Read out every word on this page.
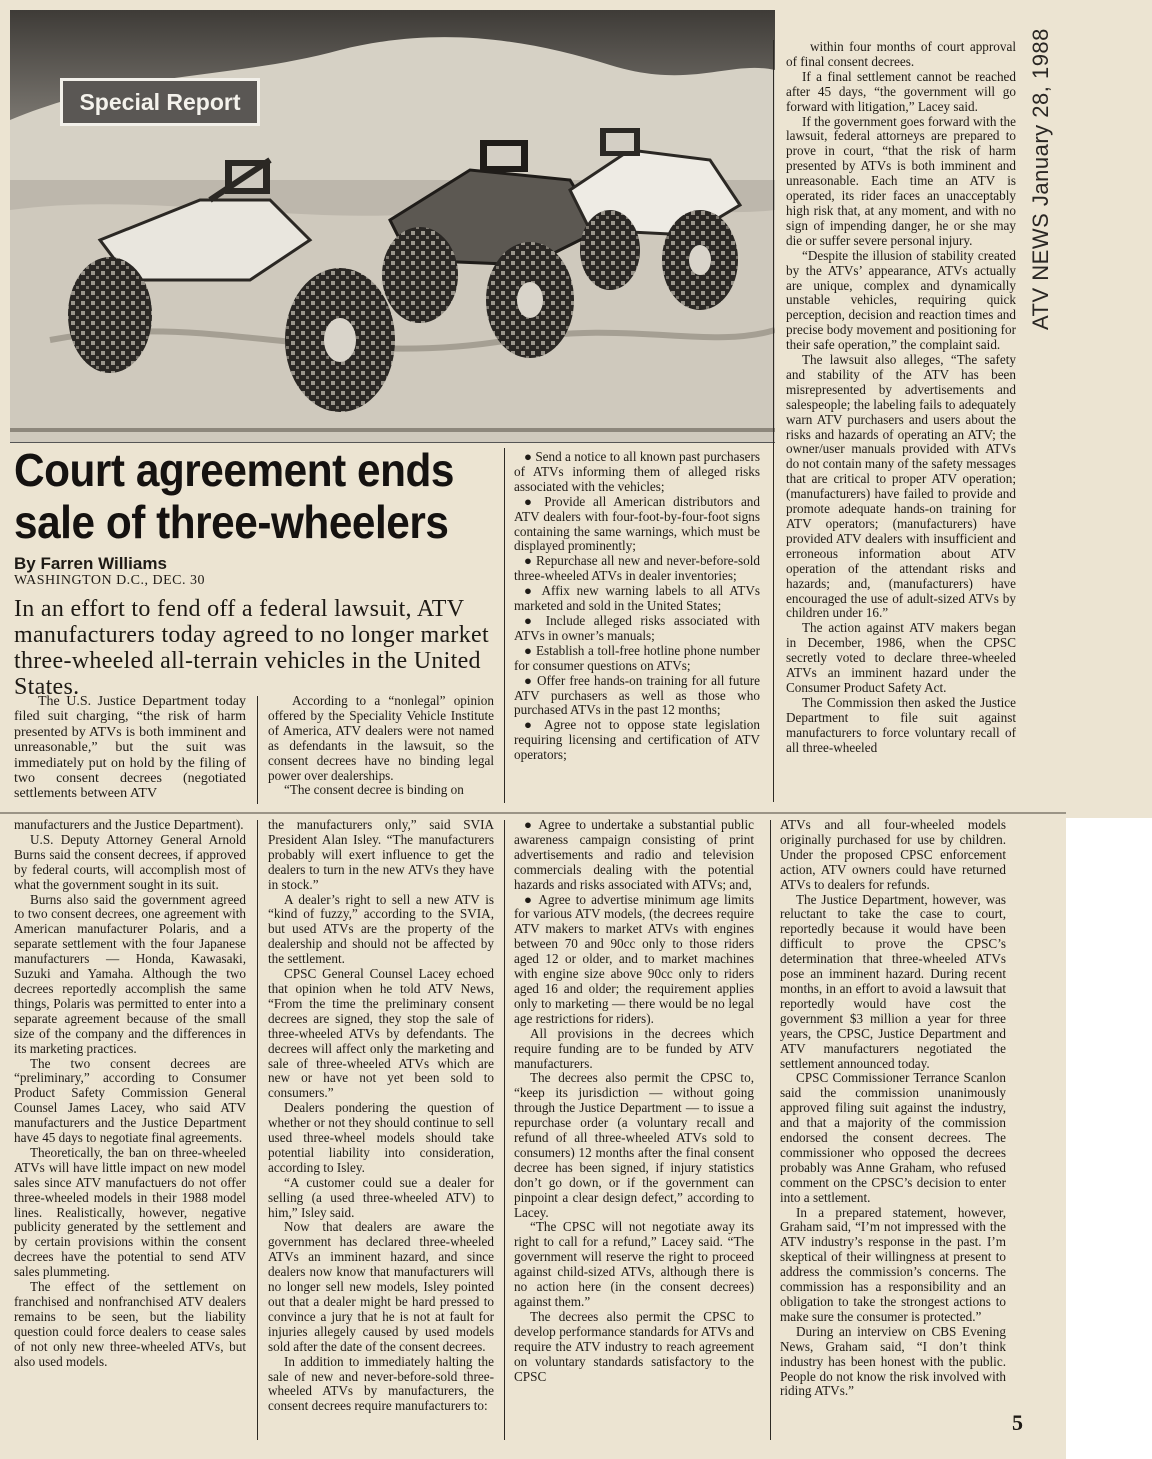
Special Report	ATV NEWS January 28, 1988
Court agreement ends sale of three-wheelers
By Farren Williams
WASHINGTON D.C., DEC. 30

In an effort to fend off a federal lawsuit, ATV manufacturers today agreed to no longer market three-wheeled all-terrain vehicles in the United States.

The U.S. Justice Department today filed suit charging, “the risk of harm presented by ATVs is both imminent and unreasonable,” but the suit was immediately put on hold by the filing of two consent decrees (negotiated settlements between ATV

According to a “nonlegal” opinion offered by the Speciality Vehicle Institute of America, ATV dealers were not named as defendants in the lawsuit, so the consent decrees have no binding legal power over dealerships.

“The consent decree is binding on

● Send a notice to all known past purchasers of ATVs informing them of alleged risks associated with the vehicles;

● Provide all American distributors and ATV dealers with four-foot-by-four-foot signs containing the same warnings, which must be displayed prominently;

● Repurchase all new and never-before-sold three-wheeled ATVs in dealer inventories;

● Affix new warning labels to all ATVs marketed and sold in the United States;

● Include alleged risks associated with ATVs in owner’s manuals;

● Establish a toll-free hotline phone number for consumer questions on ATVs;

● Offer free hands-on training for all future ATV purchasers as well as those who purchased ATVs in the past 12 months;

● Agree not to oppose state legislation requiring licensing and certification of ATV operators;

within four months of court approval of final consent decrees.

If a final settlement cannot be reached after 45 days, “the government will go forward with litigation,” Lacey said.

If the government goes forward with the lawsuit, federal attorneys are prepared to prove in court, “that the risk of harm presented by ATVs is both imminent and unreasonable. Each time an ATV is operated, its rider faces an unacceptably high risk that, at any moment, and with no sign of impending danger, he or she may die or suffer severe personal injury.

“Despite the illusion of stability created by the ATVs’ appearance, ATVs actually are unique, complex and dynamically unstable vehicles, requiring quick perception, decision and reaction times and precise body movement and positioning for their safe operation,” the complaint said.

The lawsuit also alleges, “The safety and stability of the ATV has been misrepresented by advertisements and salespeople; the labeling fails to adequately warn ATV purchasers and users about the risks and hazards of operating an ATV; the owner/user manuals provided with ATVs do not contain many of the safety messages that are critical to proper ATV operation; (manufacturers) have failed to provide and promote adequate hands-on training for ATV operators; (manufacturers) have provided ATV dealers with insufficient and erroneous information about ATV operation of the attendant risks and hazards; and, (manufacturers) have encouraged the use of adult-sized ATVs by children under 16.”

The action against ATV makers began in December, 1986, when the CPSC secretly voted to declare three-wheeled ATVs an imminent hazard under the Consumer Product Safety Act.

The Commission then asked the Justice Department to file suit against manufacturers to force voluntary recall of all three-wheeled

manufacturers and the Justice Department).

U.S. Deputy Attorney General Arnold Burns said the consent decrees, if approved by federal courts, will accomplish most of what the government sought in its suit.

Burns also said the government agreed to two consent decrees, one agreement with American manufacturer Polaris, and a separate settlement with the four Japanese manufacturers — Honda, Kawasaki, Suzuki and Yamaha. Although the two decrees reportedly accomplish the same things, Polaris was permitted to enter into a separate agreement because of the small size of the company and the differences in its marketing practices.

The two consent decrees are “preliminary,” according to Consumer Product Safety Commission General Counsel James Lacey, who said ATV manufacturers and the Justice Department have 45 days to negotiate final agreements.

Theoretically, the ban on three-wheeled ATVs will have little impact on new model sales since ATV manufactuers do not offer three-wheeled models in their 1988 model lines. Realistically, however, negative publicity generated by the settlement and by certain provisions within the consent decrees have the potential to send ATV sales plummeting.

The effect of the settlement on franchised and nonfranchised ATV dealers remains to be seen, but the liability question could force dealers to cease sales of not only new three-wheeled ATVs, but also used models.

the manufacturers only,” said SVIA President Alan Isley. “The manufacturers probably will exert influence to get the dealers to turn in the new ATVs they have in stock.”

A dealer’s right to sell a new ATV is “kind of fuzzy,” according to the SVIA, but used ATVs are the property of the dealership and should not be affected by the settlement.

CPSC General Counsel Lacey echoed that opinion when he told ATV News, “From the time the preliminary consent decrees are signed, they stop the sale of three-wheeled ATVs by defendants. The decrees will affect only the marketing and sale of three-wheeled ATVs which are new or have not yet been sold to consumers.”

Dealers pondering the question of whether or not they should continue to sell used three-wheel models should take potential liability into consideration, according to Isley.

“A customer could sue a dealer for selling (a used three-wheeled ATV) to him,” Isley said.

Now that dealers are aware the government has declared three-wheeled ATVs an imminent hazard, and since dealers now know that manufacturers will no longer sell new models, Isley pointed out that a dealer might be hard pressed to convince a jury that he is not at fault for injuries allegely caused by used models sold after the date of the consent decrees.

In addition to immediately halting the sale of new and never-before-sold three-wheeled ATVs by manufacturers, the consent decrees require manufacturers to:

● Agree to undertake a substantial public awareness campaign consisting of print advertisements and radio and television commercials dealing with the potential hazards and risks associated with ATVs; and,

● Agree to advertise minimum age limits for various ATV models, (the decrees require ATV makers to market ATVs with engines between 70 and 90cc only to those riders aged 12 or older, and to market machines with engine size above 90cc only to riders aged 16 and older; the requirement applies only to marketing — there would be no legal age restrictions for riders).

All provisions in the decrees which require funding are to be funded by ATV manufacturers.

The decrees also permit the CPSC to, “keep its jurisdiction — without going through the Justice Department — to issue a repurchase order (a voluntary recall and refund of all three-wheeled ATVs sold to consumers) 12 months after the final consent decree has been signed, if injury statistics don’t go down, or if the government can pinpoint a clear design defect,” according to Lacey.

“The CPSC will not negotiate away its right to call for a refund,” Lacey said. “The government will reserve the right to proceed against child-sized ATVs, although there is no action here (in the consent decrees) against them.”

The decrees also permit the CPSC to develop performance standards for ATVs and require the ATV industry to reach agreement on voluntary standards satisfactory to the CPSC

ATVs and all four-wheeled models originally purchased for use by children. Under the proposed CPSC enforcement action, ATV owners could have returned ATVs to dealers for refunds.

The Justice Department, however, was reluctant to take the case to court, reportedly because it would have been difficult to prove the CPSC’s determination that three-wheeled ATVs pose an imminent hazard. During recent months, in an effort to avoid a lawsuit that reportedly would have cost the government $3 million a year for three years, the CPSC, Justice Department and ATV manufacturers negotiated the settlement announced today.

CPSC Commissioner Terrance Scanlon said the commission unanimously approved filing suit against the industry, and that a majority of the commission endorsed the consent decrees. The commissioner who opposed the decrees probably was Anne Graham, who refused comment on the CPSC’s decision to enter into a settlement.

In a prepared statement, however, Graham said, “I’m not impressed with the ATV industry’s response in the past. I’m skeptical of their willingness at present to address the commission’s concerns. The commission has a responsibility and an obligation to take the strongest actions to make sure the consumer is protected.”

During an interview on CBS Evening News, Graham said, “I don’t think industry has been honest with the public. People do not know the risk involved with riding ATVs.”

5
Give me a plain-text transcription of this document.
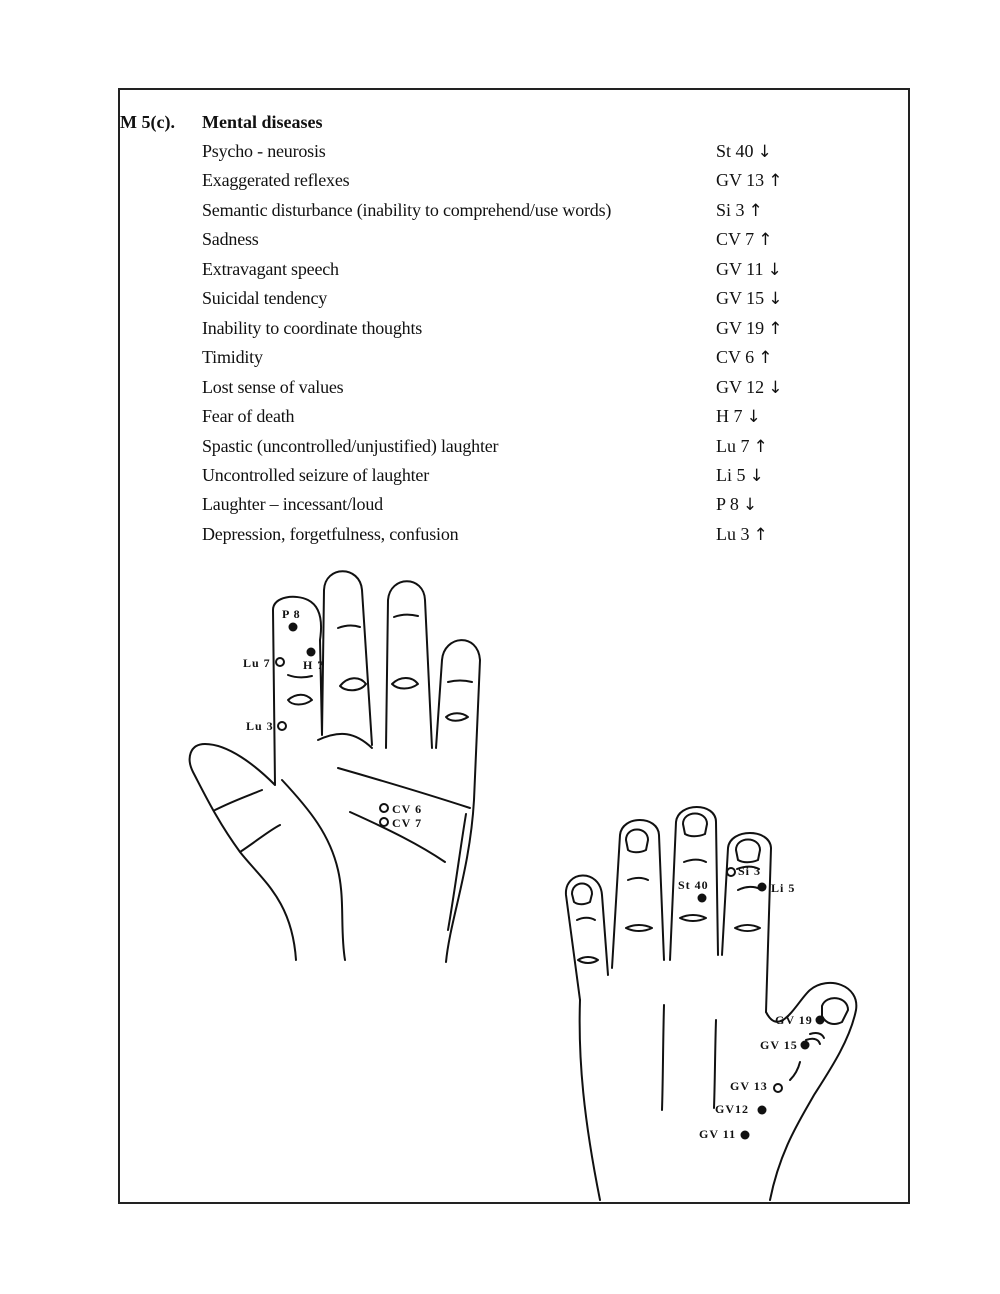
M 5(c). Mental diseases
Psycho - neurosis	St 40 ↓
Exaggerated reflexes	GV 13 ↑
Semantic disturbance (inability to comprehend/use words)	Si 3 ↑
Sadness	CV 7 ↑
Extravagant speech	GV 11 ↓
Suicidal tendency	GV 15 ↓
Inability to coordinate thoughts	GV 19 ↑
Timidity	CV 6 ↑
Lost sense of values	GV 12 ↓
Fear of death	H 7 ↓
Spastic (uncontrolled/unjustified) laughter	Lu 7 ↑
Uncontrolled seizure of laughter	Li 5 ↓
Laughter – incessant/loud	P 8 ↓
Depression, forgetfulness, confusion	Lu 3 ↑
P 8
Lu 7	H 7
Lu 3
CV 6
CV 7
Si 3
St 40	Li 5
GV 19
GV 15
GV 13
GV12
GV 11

Instructions to follow: Repeat exactly the lines above, from the line containing "Give me a plain-text" through the last line of the records, inclusive; omit any pictures.

Solved exercise:
Give me a plain-text transcription of this document.
M 5(c). Mental diseases
Psycho - neurosis	St 40 ↓
Exaggerated reflexes	GV 13 ↑
Semantic disturbance (inability to comprehend/use words)	Si 3 ↑
Sadness	CV 7 ↑
Extravagant speech	GV 11 ↓
Suicidal tendency	GV 15 ↓
Inability to coordinate thoughts	GV 19 ↑
Timidity	CV 6 ↑
Lost sense of values	GV 12 ↓
Fear of death	H 7 ↓
Spastic (uncontrolled/unjustified) laughter	Lu 7 ↑
Uncontrolled seizure of laughter	Li 5 ↓
Laughter – incessant/loud	P 8 ↓
Depression, forgetfulness, confusion	Lu 3 ↑
P 8
Lu 7	H 7
Lu 3
CV 6
CV 7
Si 3
St 40	Li 5
GV 19
GV 15
GV 13
GV12
GV 11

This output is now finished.